▸ **What this task involves**:
Print out every line, exactly as written.

▸ **Provided entries**:

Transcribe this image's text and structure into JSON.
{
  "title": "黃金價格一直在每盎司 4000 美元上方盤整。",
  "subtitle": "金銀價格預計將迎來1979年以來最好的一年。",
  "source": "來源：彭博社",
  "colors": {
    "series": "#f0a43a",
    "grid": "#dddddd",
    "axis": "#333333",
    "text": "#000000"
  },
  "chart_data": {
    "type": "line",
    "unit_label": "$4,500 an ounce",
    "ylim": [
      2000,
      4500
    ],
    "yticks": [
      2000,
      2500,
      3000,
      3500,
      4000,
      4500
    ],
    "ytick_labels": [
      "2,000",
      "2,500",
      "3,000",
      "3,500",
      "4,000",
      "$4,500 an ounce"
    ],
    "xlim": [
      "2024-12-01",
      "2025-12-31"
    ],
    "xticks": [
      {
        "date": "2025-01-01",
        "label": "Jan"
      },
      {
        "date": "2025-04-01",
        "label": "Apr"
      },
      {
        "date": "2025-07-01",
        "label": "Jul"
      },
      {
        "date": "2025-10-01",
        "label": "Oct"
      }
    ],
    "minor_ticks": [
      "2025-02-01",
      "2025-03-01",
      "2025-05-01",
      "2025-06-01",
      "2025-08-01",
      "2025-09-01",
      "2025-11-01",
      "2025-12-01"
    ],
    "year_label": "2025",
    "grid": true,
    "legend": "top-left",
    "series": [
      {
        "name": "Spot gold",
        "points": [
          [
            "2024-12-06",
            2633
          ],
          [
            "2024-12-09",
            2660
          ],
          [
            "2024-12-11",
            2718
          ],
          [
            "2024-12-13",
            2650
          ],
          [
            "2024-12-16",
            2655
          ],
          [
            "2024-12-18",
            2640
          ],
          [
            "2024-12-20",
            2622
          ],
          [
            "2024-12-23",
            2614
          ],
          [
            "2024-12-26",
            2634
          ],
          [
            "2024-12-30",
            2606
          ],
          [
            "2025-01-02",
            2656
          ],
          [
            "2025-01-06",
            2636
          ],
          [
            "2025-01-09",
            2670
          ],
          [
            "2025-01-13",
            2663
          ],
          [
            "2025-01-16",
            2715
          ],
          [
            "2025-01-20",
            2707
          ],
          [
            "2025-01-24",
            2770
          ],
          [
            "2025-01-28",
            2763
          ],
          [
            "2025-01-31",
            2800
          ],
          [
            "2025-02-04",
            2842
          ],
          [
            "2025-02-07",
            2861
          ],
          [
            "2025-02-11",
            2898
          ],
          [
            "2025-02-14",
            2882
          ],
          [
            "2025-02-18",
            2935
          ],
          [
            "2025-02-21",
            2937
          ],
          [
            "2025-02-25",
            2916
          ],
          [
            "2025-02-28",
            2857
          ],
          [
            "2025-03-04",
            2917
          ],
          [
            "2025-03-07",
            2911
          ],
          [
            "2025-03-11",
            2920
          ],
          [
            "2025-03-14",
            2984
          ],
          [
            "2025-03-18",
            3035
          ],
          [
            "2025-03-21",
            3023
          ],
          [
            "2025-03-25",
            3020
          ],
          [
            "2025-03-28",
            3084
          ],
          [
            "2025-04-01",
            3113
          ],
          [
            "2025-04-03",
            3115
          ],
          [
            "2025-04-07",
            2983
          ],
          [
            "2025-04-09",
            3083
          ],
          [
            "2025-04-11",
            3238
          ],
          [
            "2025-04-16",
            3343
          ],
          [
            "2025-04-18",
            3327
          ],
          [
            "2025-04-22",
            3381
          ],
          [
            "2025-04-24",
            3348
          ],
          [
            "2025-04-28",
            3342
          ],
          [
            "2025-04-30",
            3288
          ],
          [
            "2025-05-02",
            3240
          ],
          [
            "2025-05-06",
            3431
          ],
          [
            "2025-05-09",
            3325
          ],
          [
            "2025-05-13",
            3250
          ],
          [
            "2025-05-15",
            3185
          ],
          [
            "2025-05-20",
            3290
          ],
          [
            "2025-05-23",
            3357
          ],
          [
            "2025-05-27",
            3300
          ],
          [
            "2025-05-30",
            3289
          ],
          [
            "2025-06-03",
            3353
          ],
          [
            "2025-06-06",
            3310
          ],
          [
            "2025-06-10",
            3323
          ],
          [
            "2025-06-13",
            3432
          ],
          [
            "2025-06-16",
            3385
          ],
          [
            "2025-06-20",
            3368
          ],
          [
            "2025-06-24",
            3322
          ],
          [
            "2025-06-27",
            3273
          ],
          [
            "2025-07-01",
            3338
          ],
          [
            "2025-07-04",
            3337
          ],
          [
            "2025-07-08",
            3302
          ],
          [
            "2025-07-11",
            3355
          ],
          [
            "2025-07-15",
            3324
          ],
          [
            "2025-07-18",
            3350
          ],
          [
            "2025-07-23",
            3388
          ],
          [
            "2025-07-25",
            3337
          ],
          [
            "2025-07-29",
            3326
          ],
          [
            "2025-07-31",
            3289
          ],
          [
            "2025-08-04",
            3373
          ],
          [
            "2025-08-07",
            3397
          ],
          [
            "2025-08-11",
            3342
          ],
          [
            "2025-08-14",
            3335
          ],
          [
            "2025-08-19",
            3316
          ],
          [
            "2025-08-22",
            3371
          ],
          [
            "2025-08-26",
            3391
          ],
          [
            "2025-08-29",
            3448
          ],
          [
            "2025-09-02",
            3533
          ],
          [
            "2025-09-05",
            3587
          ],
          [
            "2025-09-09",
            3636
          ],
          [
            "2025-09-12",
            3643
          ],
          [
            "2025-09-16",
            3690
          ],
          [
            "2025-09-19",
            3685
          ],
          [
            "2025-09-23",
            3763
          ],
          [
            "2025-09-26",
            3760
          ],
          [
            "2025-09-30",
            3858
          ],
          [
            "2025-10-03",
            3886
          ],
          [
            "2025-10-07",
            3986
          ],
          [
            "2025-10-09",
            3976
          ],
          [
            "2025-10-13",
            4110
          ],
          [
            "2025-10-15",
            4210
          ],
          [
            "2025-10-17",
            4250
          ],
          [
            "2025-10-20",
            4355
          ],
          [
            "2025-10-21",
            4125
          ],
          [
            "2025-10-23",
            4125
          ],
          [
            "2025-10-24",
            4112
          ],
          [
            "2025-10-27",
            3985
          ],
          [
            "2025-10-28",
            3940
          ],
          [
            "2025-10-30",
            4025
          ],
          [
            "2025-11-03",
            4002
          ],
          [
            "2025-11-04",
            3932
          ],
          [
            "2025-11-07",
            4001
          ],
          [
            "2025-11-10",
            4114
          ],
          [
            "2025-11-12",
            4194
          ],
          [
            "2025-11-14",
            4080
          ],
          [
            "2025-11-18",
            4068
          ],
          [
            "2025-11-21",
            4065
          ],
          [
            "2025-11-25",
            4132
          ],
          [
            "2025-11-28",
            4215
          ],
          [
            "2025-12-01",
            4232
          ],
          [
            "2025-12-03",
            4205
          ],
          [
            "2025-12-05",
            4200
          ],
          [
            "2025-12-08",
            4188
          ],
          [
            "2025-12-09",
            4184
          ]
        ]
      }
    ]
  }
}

▸ **Exercise result**:
Transcribe this image's text and structure into JSON.
{
  "title": "黃金價格一直在每盎司 4000 美元上方盤整。",
  "subtitle": "金銀價格預計將迎來1979年以來最好的一年。",
  "source": "來源：彭博社",
  "colors": {
    "series": "#f0a43a",
    "grid": "#dddddd",
    "axis": "#333333",
    "text": "#000000"
  },
  "chart_data": {
    "type": "line",
    "unit_label": "$4,500 an ounce",
    "ylim": [
      2000,
      4500
    ],
    "yticks": [
      2000,
      2500,
      3000,
      3500,
      4000,
      4500
    ],
    "ytick_labels": [
      "2,000",
      "2,500",
      "3,000",
      "3,500",
      "4,000",
      "$4,500 an ounce"
    ],
    "xlim": [
      "2024-12-01",
      "2025-12-31"
    ],
    "xticks": [
      {
        "date": "2025-01-01",
        "label": "Jan"
      },
      {
        "date": "2025-04-01",
        "label": "Apr"
      },
      {
        "date": "2025-07-01",
        "label": "Jul"
      },
      {
        "date": "2025-10-01",
        "label": "Oct"
      }
    ],
    "minor_ticks": [
      "2025-02-01",
      "2025-03-01",
      "2025-05-01",
      "2025-06-01",
      "2025-08-01",
      "2025-09-01",
      "2025-11-01",
      "2025-12-01"
    ],
    "year_label": "2025",
    "grid": true,
    "legend": "top-left",
    "series": [
      {
        "name": "Spot gold",
        "points": [
          [
            "2024-12-06",
            2633
          ],
          [
            "2024-12-09",
            2660
          ],
          [
            "2024-12-11",
            2718
          ],
          [
            "2024-12-13",
            2650
          ],
          [
            "2024-12-16",
            2655
          ],
          [
            "2024-12-18",
            2640
          ],
          [
            "2024-12-20",
            2622
          ],
          [
            "2024-12-23",
            2614
          ],
          [
            "2024-12-26",
            2634
          ],
          [
            "2024-12-30",
            2606
          ],
          [
            "2025-01-02",
            2656
          ],
          [
            "2025-01-06",
            2636
          ],
          [
            "2025-01-09",
            2670
          ],
          [
            "2025-01-13",
            2663
          ],
          [
            "2025-01-16",
            2715
          ],
          [
            "2025-01-20",
            2707
          ],
          [
            "2025-01-24",
            2770
          ],
          [
            "2025-01-28",
            2763
          ],
          [
            "2025-01-31",
            2800
          ],
          [
            "2025-02-04",
            2842
          ],
          [
            "2025-02-07",
            2861
          ],
          [
            "2025-02-11",
            2898
          ],
          [
            "2025-02-14",
            2882
          ],
          [
            "2025-02-18",
            2935
          ],
          [
            "2025-02-21",
            2937
          ],
          [
            "2025-02-25",
            2916
          ],
          [
            "2025-02-28",
            2857
          ],
          [
            "2025-03-04",
            2917
          ],
          [
            "2025-03-07",
            2911
          ],
          [
            "2025-03-11",
            2920
          ],
          [
            "2025-03-14",
            2984
          ],
          [
            "2025-03-18",
            3035
          ],
          [
            "2025-03-21",
            3023
          ],
          [
            "2025-03-25",
            3020
          ],
          [
            "2025-03-28",
            3084
          ],
          [
            "2025-04-01",
            3113
          ],
          [
            "2025-04-03",
            3115
          ],
          [
            "2025-04-07",
            2983
          ],
          [
            "2025-04-09",
            3083
          ],
          [
            "2025-04-11",
            3238
          ],
          [
            "2025-04-16",
            3343
          ],
          [
            "2025-04-18",
            3327
          ],
          [
            "2025-04-22",
            3381
          ],
          [
            "2025-04-24",
            3348
          ],
          [
            "2025-04-28",
            3342
          ],
          [
            "2025-04-30",
            3288
          ],
          [
            "2025-05-02",
            3240
          ],
          [
            "2025-05-06",
            3431
          ],
          [
            "2025-05-09",
            3325
          ],
          [
            "2025-05-13",
            3250
          ],
          [
            "2025-05-15",
            3185
          ],
          [
            "2025-05-20",
            3290
          ],
          [
            "2025-05-23",
            3357
          ],
          [
            "2025-05-27",
            3300
          ],
          [
            "2025-05-30",
            3289
          ],
          [
            "2025-06-03",
            3353
          ],
          [
            "2025-06-06",
            3310
          ],
          [
            "2025-06-10",
            3323
          ],
          [
            "2025-06-13",
            3432
          ],
          [
            "2025-06-16",
            3385
          ],
          [
            "2025-06-20",
            3368
          ],
          [
            "2025-06-24",
            3322
          ],
          [
            "2025-06-27",
            3273
          ],
          [
            "2025-07-01",
            3338
          ],
          [
            "2025-07-04",
            3337
          ],
          [
            "2025-07-08",
            3302
          ],
          [
            "2025-07-11",
            3355
          ],
          [
            "2025-07-15",
            3324
          ],
          [
            "2025-07-18",
            3350
          ],
          [
            "2025-07-23",
            3388
          ],
          [
            "2025-07-25",
            3337
          ],
          [
            "2025-07-29",
            3326
          ],
          [
            "2025-07-31",
            3289
          ],
          [
            "2025-08-04",
            3373
          ],
          [
            "2025-08-07",
            3397
          ],
          [
            "2025-08-11",
            3342
          ],
          [
            "2025-08-14",
            3335
          ],
          [
            "2025-08-19",
            3316
          ],
          [
            "2025-08-22",
            3371
          ],
          [
            "2025-08-26",
            3391
          ],
          [
            "2025-08-29",
            3448
          ],
          [
            "2025-09-02",
            3533
          ],
          [
            "2025-09-05",
            3587
          ],
          [
            "2025-09-09",
            3636
          ],
          [
            "2025-09-12",
            3643
          ],
          [
            "2025-09-16",
            3690
          ],
          [
            "2025-09-19",
            3685
          ],
          [
            "2025-09-23",
            3763
          ],
          [
            "2025-09-26",
            3760
          ],
          [
            "2025-09-30",
            3858
          ],
          [
            "2025-10-03",
            3886
          ],
          [
            "2025-10-07",
            3986
          ],
          [
            "2025-10-09",
            3976
          ],
          [
            "2025-10-13",
            4110
          ],
          [
            "2025-10-15",
            4210
          ],
          [
            "2025-10-17",
            4250
          ],
          [
            "2025-10-20",
            4355
          ],
          [
            "2025-10-21",
            4125
          ],
          [
            "2025-10-23",
            4125
          ],
          [
            "2025-10-24",
            4112
          ],
          [
            "2025-10-27",
            3985
          ],
          [
            "2025-10-28",
            3940
          ],
          [
            "2025-10-30",
            4025
          ],
          [
            "2025-11-03",
            4002
          ],
          [
            "2025-11-04",
            3932
          ],
          [
            "2025-11-07",
            4001
          ],
          [
            "2025-11-10",
            4114
          ],
          [
            "2025-11-12",
            4194
          ],
          [
            "2025-11-14",
            4080
          ],
          [
            "2025-11-18",
            4068
          ],
          [
            "2025-11-21",
            4065
          ],
          [
            "2025-11-25",
            4132
          ],
          [
            "2025-11-28",
            4215
          ],
          [
            "2025-12-01",
            4232
          ],
          [
            "2025-12-03",
            4205
          ],
          [
            "2025-12-05",
            4200
          ],
          [
            "2025-12-08",
            4188
          ],
          [
            "2025-12-09",
            4184
          ]
        ]
      }
    ]
  }
}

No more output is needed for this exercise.